__Exercise__:
Write out the listing below again, precisely as it is given.

__Dataset records__:
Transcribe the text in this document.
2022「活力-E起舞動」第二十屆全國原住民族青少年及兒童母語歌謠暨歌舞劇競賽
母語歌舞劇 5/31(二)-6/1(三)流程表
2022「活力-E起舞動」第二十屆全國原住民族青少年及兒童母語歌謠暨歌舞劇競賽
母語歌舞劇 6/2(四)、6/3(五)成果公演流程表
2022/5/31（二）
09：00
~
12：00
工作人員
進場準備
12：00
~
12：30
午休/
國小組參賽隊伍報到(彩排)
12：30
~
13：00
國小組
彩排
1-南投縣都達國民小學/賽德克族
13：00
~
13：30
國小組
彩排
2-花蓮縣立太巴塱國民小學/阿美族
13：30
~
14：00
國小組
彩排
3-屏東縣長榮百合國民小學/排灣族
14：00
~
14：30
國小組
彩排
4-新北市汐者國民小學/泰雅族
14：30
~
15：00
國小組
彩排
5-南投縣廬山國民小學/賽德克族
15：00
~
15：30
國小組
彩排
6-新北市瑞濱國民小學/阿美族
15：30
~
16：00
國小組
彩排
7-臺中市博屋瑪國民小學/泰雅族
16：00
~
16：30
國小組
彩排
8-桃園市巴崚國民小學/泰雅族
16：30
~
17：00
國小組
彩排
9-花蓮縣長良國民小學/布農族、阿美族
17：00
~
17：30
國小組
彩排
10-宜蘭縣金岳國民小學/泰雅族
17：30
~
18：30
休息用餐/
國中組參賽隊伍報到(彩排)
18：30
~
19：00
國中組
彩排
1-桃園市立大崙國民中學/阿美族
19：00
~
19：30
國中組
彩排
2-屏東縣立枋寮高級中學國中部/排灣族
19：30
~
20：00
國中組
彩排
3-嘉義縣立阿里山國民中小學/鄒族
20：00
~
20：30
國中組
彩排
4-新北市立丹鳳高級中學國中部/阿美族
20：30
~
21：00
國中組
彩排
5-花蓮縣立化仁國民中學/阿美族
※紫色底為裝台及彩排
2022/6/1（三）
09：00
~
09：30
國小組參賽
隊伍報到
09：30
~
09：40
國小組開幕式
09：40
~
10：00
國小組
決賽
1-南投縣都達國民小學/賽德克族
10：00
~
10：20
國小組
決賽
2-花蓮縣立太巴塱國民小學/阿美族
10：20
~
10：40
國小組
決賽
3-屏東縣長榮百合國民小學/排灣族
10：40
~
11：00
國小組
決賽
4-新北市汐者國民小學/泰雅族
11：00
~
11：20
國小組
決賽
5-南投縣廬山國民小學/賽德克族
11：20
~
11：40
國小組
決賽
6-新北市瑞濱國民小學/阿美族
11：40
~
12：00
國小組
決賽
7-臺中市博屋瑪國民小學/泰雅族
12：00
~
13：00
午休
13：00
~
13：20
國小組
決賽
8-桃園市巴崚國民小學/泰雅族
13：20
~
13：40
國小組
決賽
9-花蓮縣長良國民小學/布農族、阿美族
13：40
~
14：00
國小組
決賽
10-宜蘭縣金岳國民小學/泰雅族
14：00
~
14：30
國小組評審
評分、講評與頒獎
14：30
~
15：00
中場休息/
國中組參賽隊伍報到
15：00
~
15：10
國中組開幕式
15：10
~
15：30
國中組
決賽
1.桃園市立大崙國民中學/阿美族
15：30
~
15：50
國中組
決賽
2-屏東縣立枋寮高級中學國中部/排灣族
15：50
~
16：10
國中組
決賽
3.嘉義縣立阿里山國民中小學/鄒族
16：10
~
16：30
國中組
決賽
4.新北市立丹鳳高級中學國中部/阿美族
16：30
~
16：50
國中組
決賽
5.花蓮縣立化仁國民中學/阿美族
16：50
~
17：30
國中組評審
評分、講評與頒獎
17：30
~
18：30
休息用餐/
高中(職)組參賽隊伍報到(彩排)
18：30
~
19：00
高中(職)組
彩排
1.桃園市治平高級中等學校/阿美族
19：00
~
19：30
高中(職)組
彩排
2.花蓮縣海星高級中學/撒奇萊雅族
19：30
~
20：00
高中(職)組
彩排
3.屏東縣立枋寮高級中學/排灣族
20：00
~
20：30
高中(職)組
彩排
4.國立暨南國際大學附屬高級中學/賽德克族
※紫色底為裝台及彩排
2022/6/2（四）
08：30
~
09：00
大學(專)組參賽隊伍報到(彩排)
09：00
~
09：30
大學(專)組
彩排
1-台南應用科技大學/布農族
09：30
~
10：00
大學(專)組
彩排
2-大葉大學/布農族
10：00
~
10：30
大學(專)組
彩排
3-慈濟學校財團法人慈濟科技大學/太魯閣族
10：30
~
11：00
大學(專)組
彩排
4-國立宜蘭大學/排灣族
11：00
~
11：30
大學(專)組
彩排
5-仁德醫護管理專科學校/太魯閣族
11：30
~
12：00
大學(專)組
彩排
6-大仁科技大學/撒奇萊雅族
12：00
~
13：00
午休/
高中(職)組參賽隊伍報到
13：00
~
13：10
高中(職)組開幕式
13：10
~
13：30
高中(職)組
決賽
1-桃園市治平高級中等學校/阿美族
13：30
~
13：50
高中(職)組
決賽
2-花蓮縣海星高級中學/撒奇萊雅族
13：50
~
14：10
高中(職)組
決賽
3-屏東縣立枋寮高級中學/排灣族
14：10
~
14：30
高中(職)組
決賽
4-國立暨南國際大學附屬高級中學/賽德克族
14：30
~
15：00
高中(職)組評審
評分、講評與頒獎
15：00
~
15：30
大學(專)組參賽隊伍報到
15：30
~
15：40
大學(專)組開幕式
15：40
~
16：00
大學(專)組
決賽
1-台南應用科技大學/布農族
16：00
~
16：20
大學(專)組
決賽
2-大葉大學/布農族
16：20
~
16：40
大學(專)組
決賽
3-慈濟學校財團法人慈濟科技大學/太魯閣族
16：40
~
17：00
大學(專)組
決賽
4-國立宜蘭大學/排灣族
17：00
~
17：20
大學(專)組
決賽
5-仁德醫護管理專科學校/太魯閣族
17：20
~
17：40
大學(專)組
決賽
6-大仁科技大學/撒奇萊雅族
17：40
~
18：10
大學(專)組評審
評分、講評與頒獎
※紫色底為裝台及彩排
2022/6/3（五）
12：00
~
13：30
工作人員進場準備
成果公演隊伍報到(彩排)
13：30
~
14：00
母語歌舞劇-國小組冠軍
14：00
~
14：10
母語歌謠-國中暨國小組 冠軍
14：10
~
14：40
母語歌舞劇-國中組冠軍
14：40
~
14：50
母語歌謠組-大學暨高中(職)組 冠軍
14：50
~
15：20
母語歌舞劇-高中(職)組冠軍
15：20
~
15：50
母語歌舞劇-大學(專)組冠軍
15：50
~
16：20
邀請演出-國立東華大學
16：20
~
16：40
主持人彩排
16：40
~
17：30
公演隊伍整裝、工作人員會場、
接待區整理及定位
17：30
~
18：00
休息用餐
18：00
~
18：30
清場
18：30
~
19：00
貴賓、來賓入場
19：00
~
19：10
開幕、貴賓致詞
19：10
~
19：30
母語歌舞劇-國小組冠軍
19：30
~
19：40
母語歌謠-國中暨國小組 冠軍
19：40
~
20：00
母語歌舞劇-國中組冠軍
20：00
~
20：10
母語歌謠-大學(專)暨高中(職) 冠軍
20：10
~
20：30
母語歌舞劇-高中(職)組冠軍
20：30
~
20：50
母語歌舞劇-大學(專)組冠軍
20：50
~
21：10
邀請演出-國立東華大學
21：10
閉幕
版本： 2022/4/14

__Written reply__:
Transcribe the text in this document.
2022「活力-E起舞動」第二十屆全國原住民族青少年及兒童母語歌謠暨歌舞劇競賽
母語歌舞劇 5/31(二)-6/1(三)流程表
2022「活力-E起舞動」第二十屆全國原住民族青少年及兒童母語歌謠暨歌舞劇競賽
母語歌舞劇 6/2(四)、6/3(五)成果公演流程表
2022/5/31（二）
09：00
~
12：00
工作人員
進場準備
12：00
~
12：30
午休/
國小組參賽隊伍報到(彩排)
12：30
~
13：00
國小組
彩排
1-南投縣都達國民小學/賽德克族
13：00
~
13：30
國小組
彩排
2-花蓮縣立太巴塱國民小學/阿美族
13：30
~
14：00
國小組
彩排
3-屏東縣長榮百合國民小學/排灣族
14：00
~
14：30
國小組
彩排
4-新北市汐者國民小學/泰雅族
14：30
~
15：00
國小組
彩排
5-南投縣廬山國民小學/賽德克族
15：00
~
15：30
國小組
彩排
6-新北市瑞濱國民小學/阿美族
15：30
~
16：00
國小組
彩排
7-臺中市博屋瑪國民小學/泰雅族
16：00
~
16：30
國小組
彩排
8-桃園市巴崚國民小學/泰雅族
16：30
~
17：00
國小組
彩排
9-花蓮縣長良國民小學/布農族、阿美族
17：00
~
17：30
國小組
彩排
10-宜蘭縣金岳國民小學/泰雅族
17：30
~
18：30
休息用餐/
國中組參賽隊伍報到(彩排)
18：30
~
19：00
國中組
彩排
1-桃園市立大崙國民中學/阿美族
19：00
~
19：30
國中組
彩排
2-屏東縣立枋寮高級中學國中部/排灣族
19：30
~
20：00
國中組
彩排
3-嘉義縣立阿里山國民中小學/鄒族
20：00
~
20：30
國中組
彩排
4-新北市立丹鳳高級中學國中部/阿美族
20：30
~
21：00
國中組
彩排
5-花蓮縣立化仁國民中學/阿美族
※紫色底為裝台及彩排
2022/6/1（三）
09：00
~
09：30
國小組參賽
隊伍報到
09：30
~
09：40
國小組開幕式
09：40
~
10：00
國小組
決賽
1-南投縣都達國民小學/賽德克族
10：00
~
10：20
國小組
決賽
2-花蓮縣立太巴塱國民小學/阿美族
10：20
~
10：40
國小組
決賽
3-屏東縣長榮百合國民小學/排灣族
10：40
~
11：00
國小組
決賽
4-新北市汐者國民小學/泰雅族
11：00
~
11：20
國小組
決賽
5-南投縣廬山國民小學/賽德克族
11：20
~
11：40
國小組
決賽
6-新北市瑞濱國民小學/阿美族
11：40
~
12：00
國小組
決賽
7-臺中市博屋瑪國民小學/泰雅族
12：00
~
13：00
午休
13：00
~
13：20
國小組
決賽
8-桃園市巴崚國民小學/泰雅族
13：20
~
13：40
國小組
決賽
9-花蓮縣長良國民小學/布農族、阿美族
13：40
~
14：00
國小組
決賽
10-宜蘭縣金岳國民小學/泰雅族
14：00
~
14：30
國小組評審
評分、講評與頒獎
14：30
~
15：00
中場休息/
國中組參賽隊伍報到
15：00
~
15：10
國中組開幕式
15：10
~
15：30
國中組
決賽
1.桃園市立大崙國民中學/阿美族
15：30
~
15：50
國中組
決賽
2-屏東縣立枋寮高級中學國中部/排灣族
15：50
~
16：10
國中組
決賽
3.嘉義縣立阿里山國民中小學/鄒族
16：10
~
16：30
國中組
決賽
4.新北市立丹鳳高級中學國中部/阿美族
16：30
~
16：50
國中組
決賽
5.花蓮縣立化仁國民中學/阿美族
16：50
~
17：30
國中組評審
評分、講評與頒獎
17：30
~
18：30
休息用餐/
高中(職)組參賽隊伍報到(彩排)
18：30
~
19：00
高中(職)組
彩排
1.桃園市治平高級中等學校/阿美族
19：00
~
19：30
高中(職)組
彩排
2.花蓮縣海星高級中學/撒奇萊雅族
19：30
~
20：00
高中(職)組
彩排
3.屏東縣立枋寮高級中學/排灣族
20：00
~
20：30
高中(職)組
彩排
4.國立暨南國際大學附屬高級中學/賽德克族
※紫色底為裝台及彩排
2022/6/2（四）
08：30
~
09：00
大學(專)組參賽隊伍報到(彩排)
09：00
~
09：30
大學(專)組
彩排
1-台南應用科技大學/布農族
09：30
~
10：00
大學(專)組
彩排
2-大葉大學/布農族
10：00
~
10：30
大學(專)組
彩排
3-慈濟學校財團法人慈濟科技大學/太魯閣族
10：30
~
11：00
大學(專)組
彩排
4-國立宜蘭大學/排灣族
11：00
~
11：30
大學(專)組
彩排
5-仁德醫護管理專科學校/太魯閣族
11：30
~
12：00
大學(專)組
彩排
6-大仁科技大學/撒奇萊雅族
12：00
~
13：00
午休/
高中(職)組參賽隊伍報到
13：00
~
13：10
高中(職)組開幕式
13：10
~
13：30
高中(職)組
決賽
1-桃園市治平高級中等學校/阿美族
13：30
~
13：50
高中(職)組
決賽
2-花蓮縣海星高級中學/撒奇萊雅族
13：50
~
14：10
高中(職)組
決賽
3-屏東縣立枋寮高級中學/排灣族
14：10
~
14：30
高中(職)組
決賽
4-國立暨南國際大學附屬高級中學/賽德克族
14：30
~
15：00
高中(職)組評審
評分、講評與頒獎
15：00
~
15：30
大學(專)組參賽隊伍報到
15：30
~
15：40
大學(專)組開幕式
15：40
~
16：00
大學(專)組
決賽
1-台南應用科技大學/布農族
16：00
~
16：20
大學(專)組
決賽
2-大葉大學/布農族
16：20
~
16：40
大學(專)組
決賽
3-慈濟學校財團法人慈濟科技大學/太魯閣族
16：40
~
17：00
大學(專)組
決賽
4-國立宜蘭大學/排灣族
17：00
~
17：20
大學(專)組
決賽
5-仁德醫護管理專科學校/太魯閣族
17：20
~
17：40
大學(專)組
決賽
6-大仁科技大學/撒奇萊雅族
17：40
~
18：10
大學(專)組評審
評分、講評與頒獎
※紫色底為裝台及彩排
2022/6/3（五）
12：00
~
13：30
工作人員進場準備
成果公演隊伍報到(彩排)
13：30
~
14：00
母語歌舞劇-國小組冠軍
14：00
~
14：10
母語歌謠-國中暨國小組 冠軍
14：10
~
14：40
母語歌舞劇-國中組冠軍
14：40
~
14：50
母語歌謠組-大學暨高中(職)組 冠軍
14：50
~
15：20
母語歌舞劇-高中(職)組冠軍
15：20
~
15：50
母語歌舞劇-大學(專)組冠軍
15：50
~
16：20
邀請演出-國立東華大學
16：20
~
16：40
主持人彩排
16：40
~
17：30
公演隊伍整裝、工作人員會場、
接待區整理及定位
17：30
~
18：00
休息用餐
18：00
~
18：30
清場
18：30
~
19：00
貴賓、來賓入場
19：00
~
19：10
開幕、貴賓致詞
19：10
~
19：30
母語歌舞劇-國小組冠軍
19：30
~
19：40
母語歌謠-國中暨國小組 冠軍
19：40
~
20：00
母語歌舞劇-國中組冠軍
20：00
~
20：10
母語歌謠-大學(專)暨高中(職) 冠軍
20：10
~
20：30
母語歌舞劇-高中(職)組冠軍
20：30
~
20：50
母語歌舞劇-大學(專)組冠軍
20：50
~
21：10
邀請演出-國立東華大學
21：10
閉幕
版本： 2022/4/14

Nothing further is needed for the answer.